**SHORT EXERCISE**: Pull out every line with the word "this" from the entries below.

**PROVIDED DATA**:
──────────────────────────────

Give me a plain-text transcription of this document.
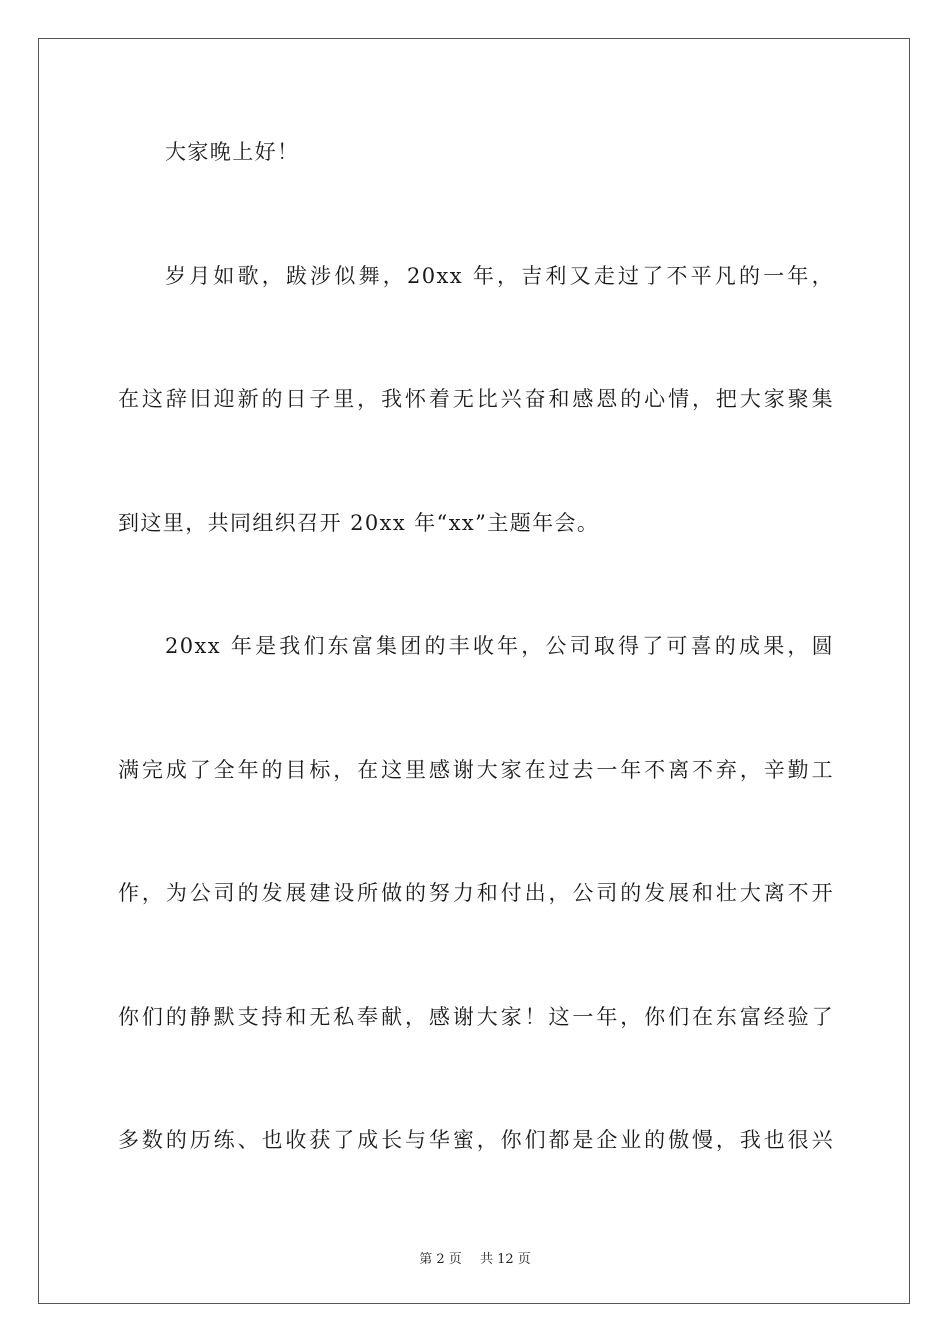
大家晚上好！
岁月如歌，跋涉似舞，20xx 年，吉利又走过了不平凡的一年，
在这辞旧迎新的日子里，我怀着无比兴奋和感恩的心情，把大家聚集
到这里，共同组织召开 20xx 年“xx”主题年会。
20xx 年是我们东富集团的丰收年，公司取得了可喜的成果，圆
满完成了全年的目标，在这里感谢大家在过去一年不离不弃，辛勤工
作，为公司的发展建设所做的努力和付出，公司的发展和壮大离不开
你们的静默支持和无私奉献，感谢大家！这一年，你们在东富经验了
多数的历练、也收获了成长与华蜜，你们都是企业的傲慢，我也很兴
第 2 页 共 12 页
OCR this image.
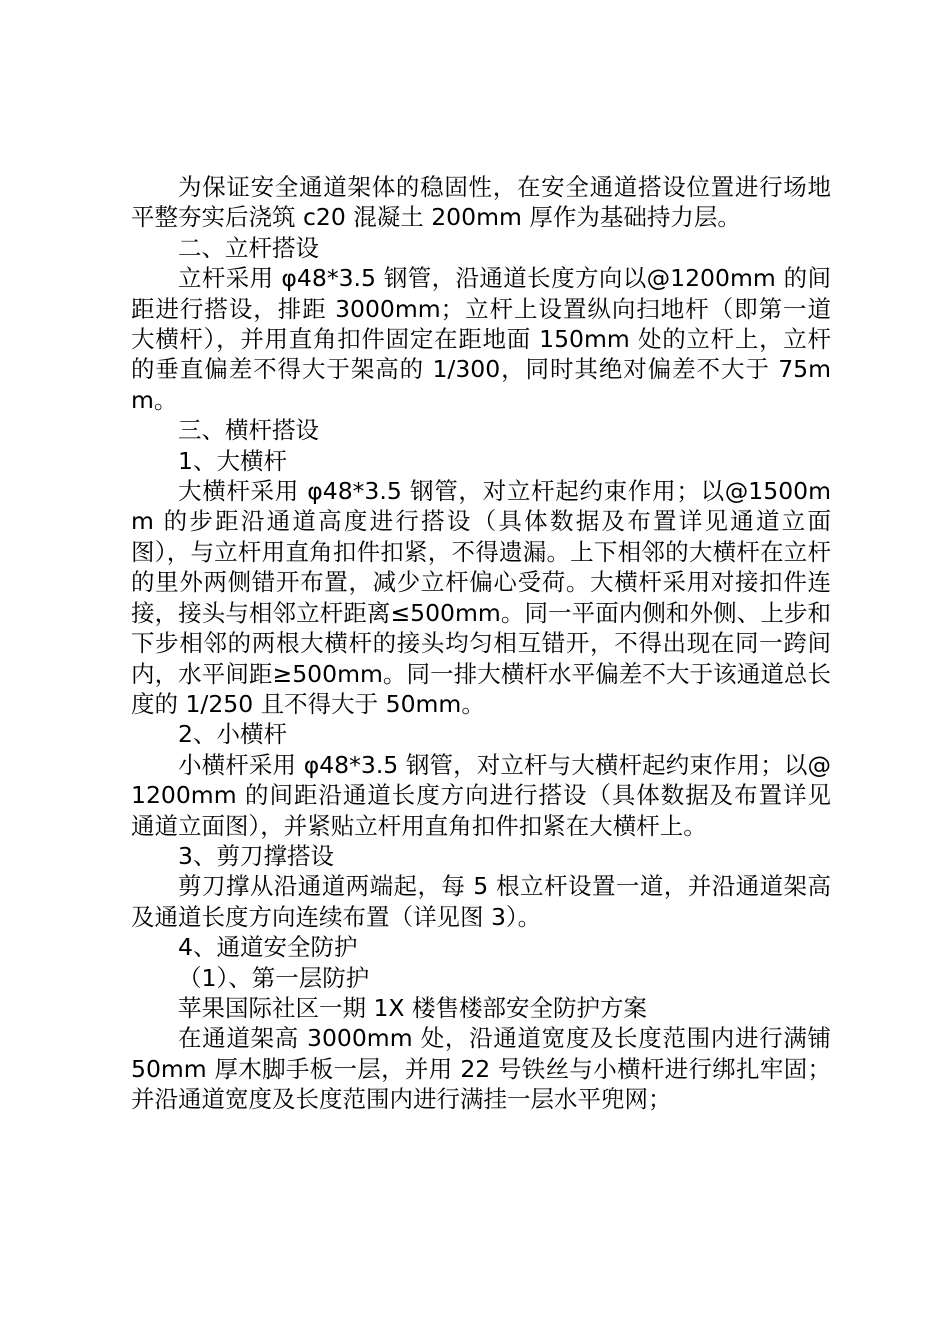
为保证安全通道架体的稳固性，在安全通道搭设位置进行场地平整夯实后浇筑 c20 混凝土 200mm 厚作为基础持力层。

二、立杆搭设

立杆采用 φ48*3.5 钢管，沿通道长度方向以@1200mm 的间距进行搭设，排距 3000mm；立杆上设置纵向扫地杆（即第一道大横杆），并用直角扣件固定在距地面 150mm 处的立杆上，立杆的垂直偏差不得大于架高的 1/300，同时其绝对偏差不大于 75mm。

三、横杆搭设

1、大横杆

大横杆采用 φ48*3.5 钢管，对立杆起约束作用；以@1500mm 的步距沿通道高度进行搭设（具体数据及布置详见通道立面图），与立杆用直角扣件扣紧，不得遗漏。上下相邻的大横杆在立杆的里外两侧错开布置，减少立杆偏心受荷。大横杆采用对接扣件连接，接头与相邻立杆距离≤500mm。同一平面内侧和外侧、上步和下步相邻的两根大横杆的接头均匀相互错开，不得出现在同一跨间内，水平间距≥500mm。同一排大横杆水平偏差不大于该通道总长度的 1/250 且不得大于 50mm。

2、小横杆

小横杆采用 φ48*3.5 钢管，对立杆与大横杆起约束作用；以@1200mm 的间距沿通道长度方向进行搭设（具体数据及布置详见通道立面图），并紧贴立杆用直角扣件扣紧在大横杆上。

3、剪刀撑搭设

剪刀撑从沿通道两端起，每 5 根立杆设置一道，并沿通道架高及通道长度方向连续布置（详见图 3）。

4、通道安全防护

（1）、第一层防护

苹果国际社区一期 1X 楼售楼部安全防护方案

在通道架高 3000mm 处，沿通道宽度及长度范围内进行满铺 50mm 厚木脚手板一层，并用 22 号铁丝与小横杆进行绑扎牢固；并沿通道宽度及长度范围内进行满挂一层水平兜网；
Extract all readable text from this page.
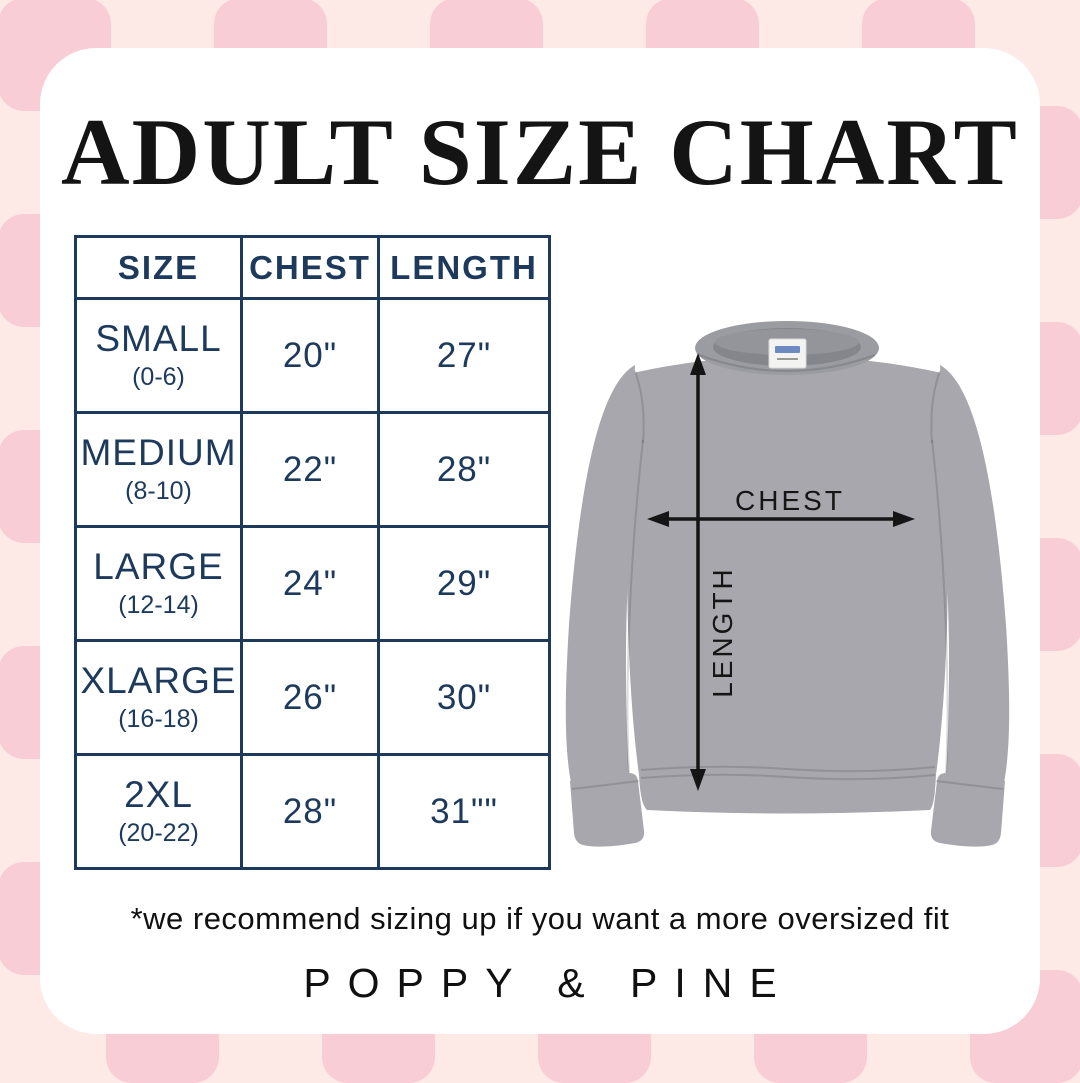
ADULT SIZE CHART
SIZE	CHEST	LENGTH

SMALL
(0-6)	20"	27"

MEDIUM
(8-10)	22"	28"

LARGE
(12-14)	24"	29"

XLARGE
(16-18)	26"	30"

2XL
(20-22)	28"	31""
CHEST
LENGTH
*we recommend sizing up if you want a more oversized fit
POPPY & PINE
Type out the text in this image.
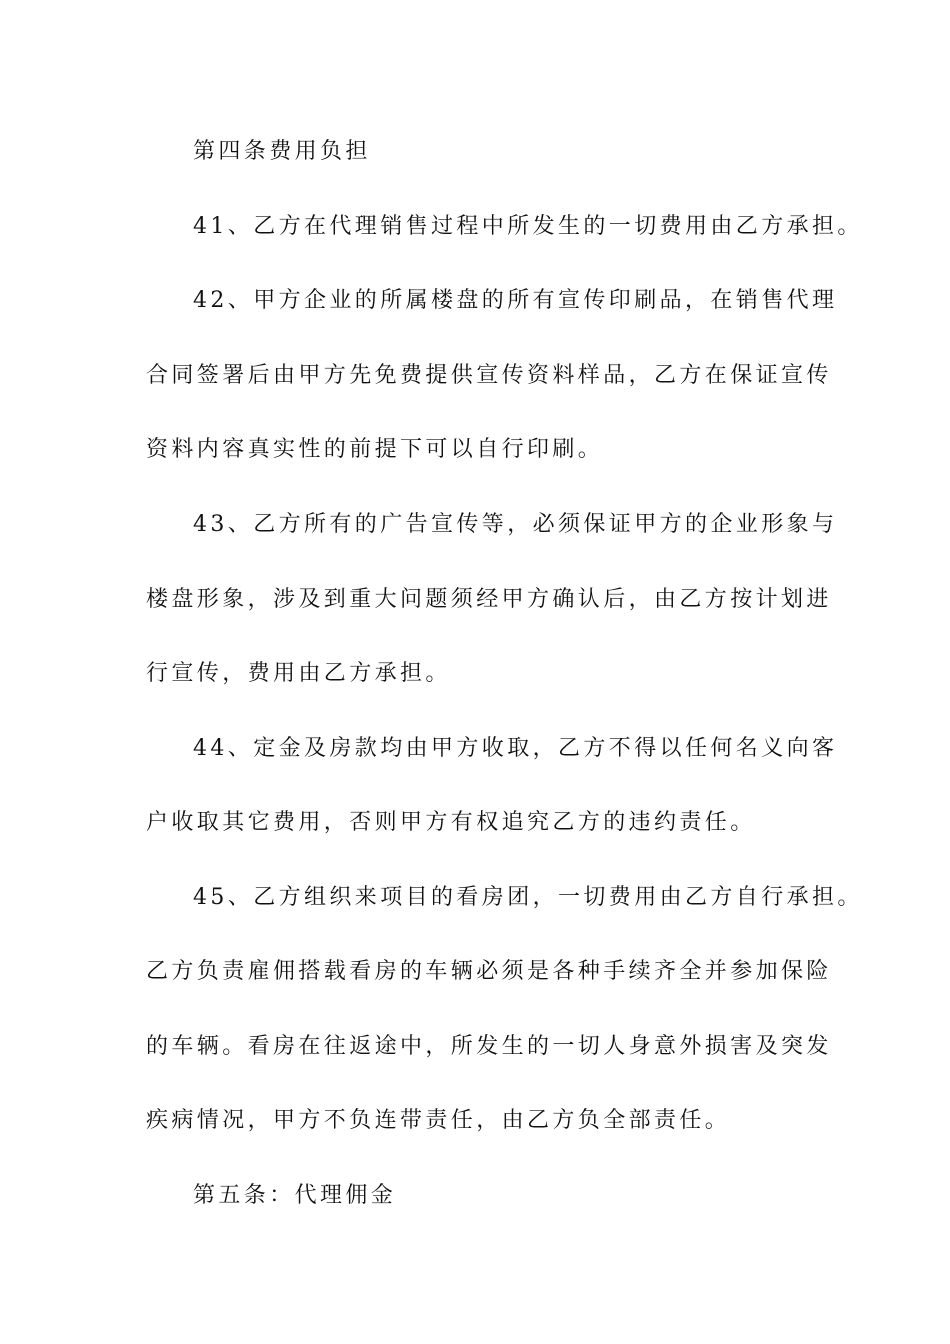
第四条费用负担
41、乙方在代理销售过程中所发生的一切费用由乙方承担。
42、甲方企业的所属楼盘的所有宣传印刷品，在销售代理
合同签署后由甲方先免费提供宣传资料样品，乙方在保证宣传
资料内容真实性的前提下可以自行印刷。
43、乙方所有的广告宣传等，必须保证甲方的企业形象与
楼盘形象，涉及到重大问题须经甲方确认后，由乙方按计划进
行宣传，费用由乙方承担。
44、定金及房款均由甲方收取，乙方不得以任何名义向客
户收取其它费用，否则甲方有权追究乙方的违约责任。
45、乙方组织来项目的看房团，一切费用由乙方自行承担。
乙方负责雇佣搭载看房的车辆必须是各种手续齐全并参加保险
的车辆。看房在往返途中，所发生的一切人身意外损害及突发
疾病情况，甲方不负连带责任，由乙方负全部责任。
第五条：代理佣金
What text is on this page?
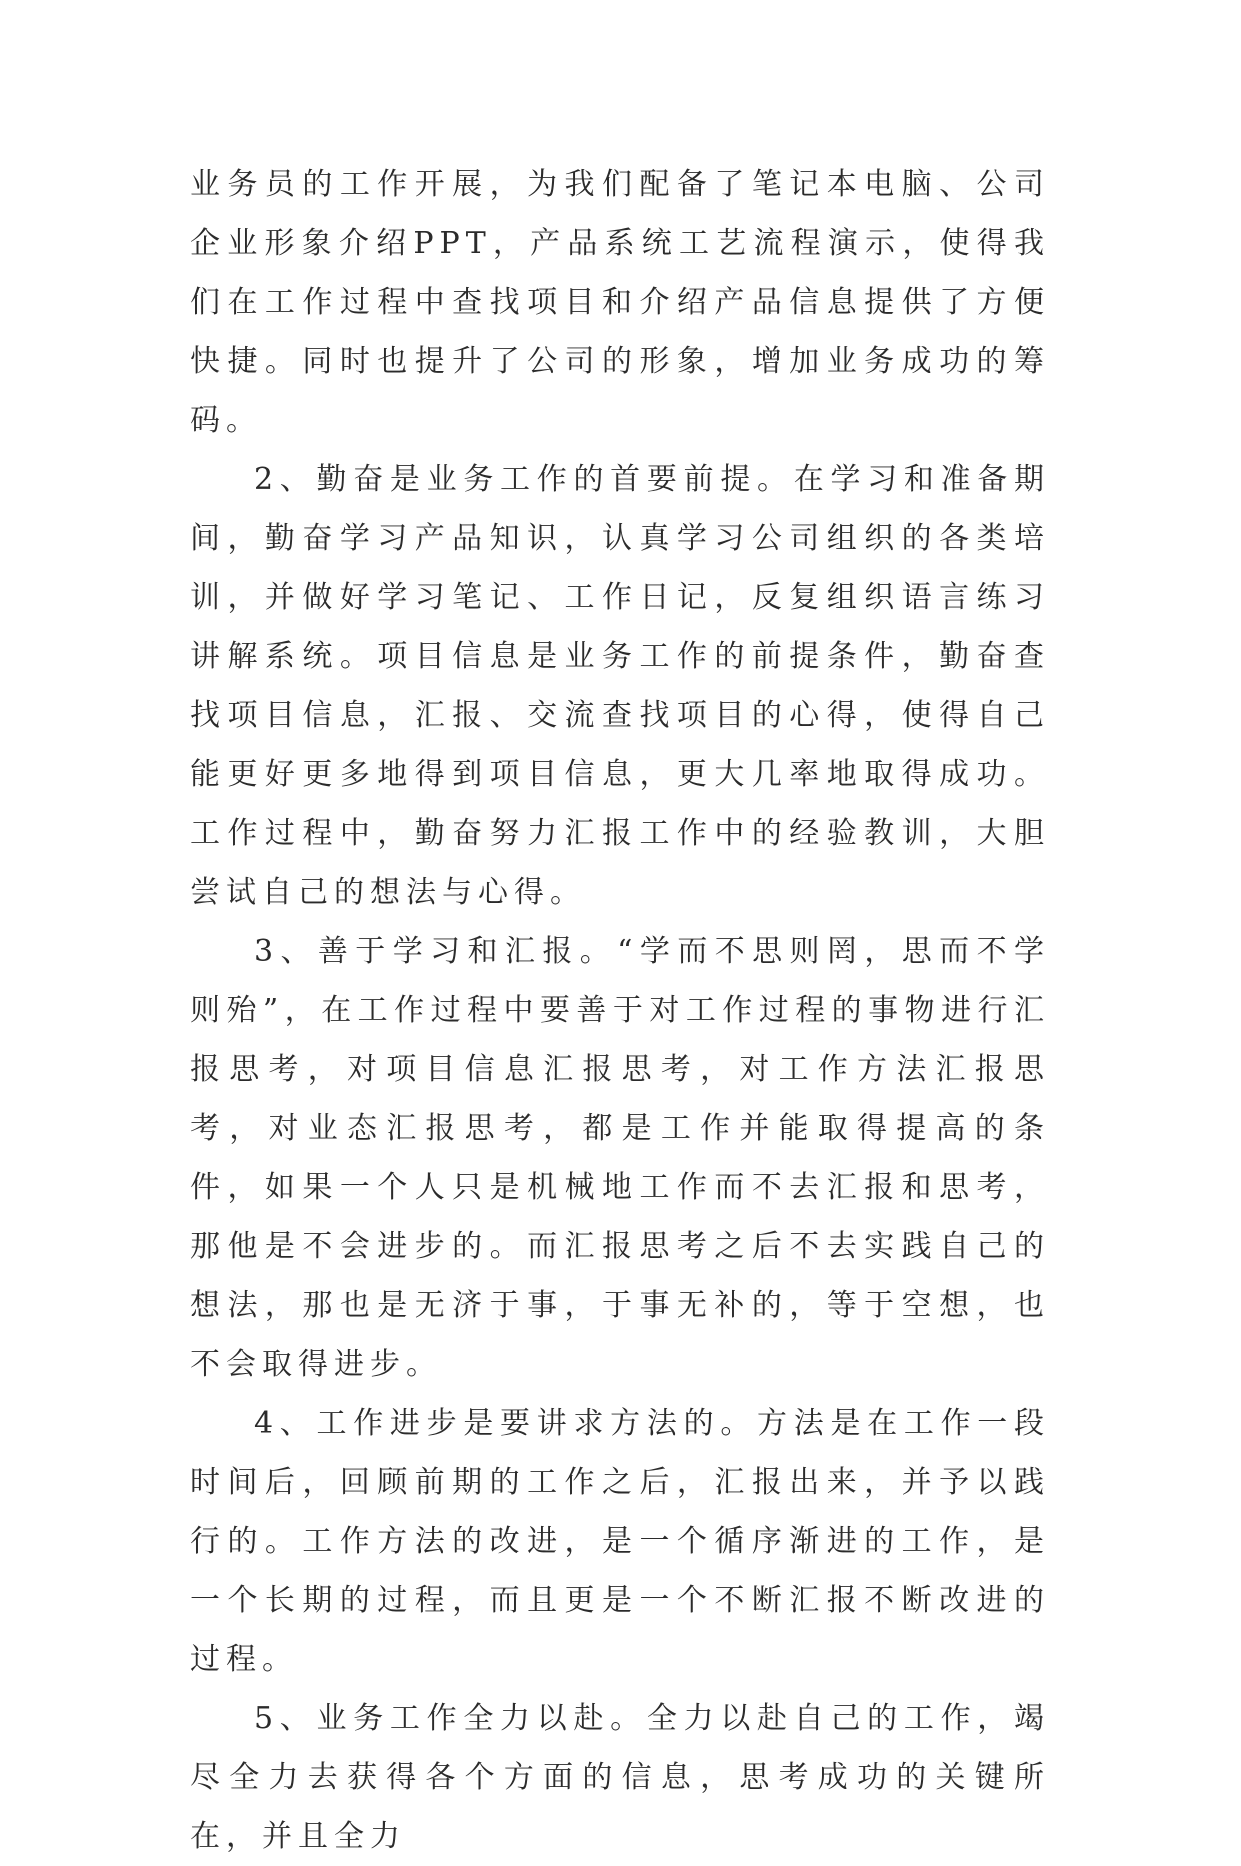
业务员的工作开展，为我们配备了笔记本电脑、公司企业形象介绍PPT，产品系统工艺流程演示，使得我们在工作过程中查找项目和介绍产品信息提供了方便快捷。同时也提升了公司的形象，增加业务成功的筹码。

2、勤奋是业务工作的首要前提。在学习和准备期间，勤奋学习产品知识，认真学习公司组织的各类培训，并做好学习笔记、工作日记，反复组织语言练习讲解系统。项目信息是业务工作的前提条件，勤奋查找项目信息，汇报、交流查找项目的心得，使得自己能更好更多地得到项目信息，更大几率地取得成功。工作过程中，勤奋努力汇报工作中的经验教训，大胆尝试自己的想法与心得。

3、善于学习和汇报。“学而不思则罔，思而不学则殆”，在工作过程中要善于对工作过程的事物进行汇报思考，对项目信息汇报思考，对工作方法汇报思考，对业态汇报思考，都是工作并能取得提高的条件，如果一个人只是机械地工作而不去汇报和思考，那他是不会进步的。而汇报思考之后不去实践自己的想法，那也是无济于事，于事无补的，等于空想，也不会取得进步。

4、工作进步是要讲求方法的。方法是在工作一段时间后，回顾前期的工作之后，汇报出来，并予以践行的。工作方法的改进，是一个循序渐进的工作，是一个长期的过程，而且更是一个不断汇报不断改进的过程。

5、业务工作全力以赴。全力以赴自己的工作，竭尽全力去获得各个方面的信息，思考成功的关键所在，并且全力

──────────────────────────────

**SOLVED PROBLEM**:
Give me a plain-text transcription of this document.
OCR this image.
Extract all readable text from this page.
Type out the text in this image.
What text is on this page?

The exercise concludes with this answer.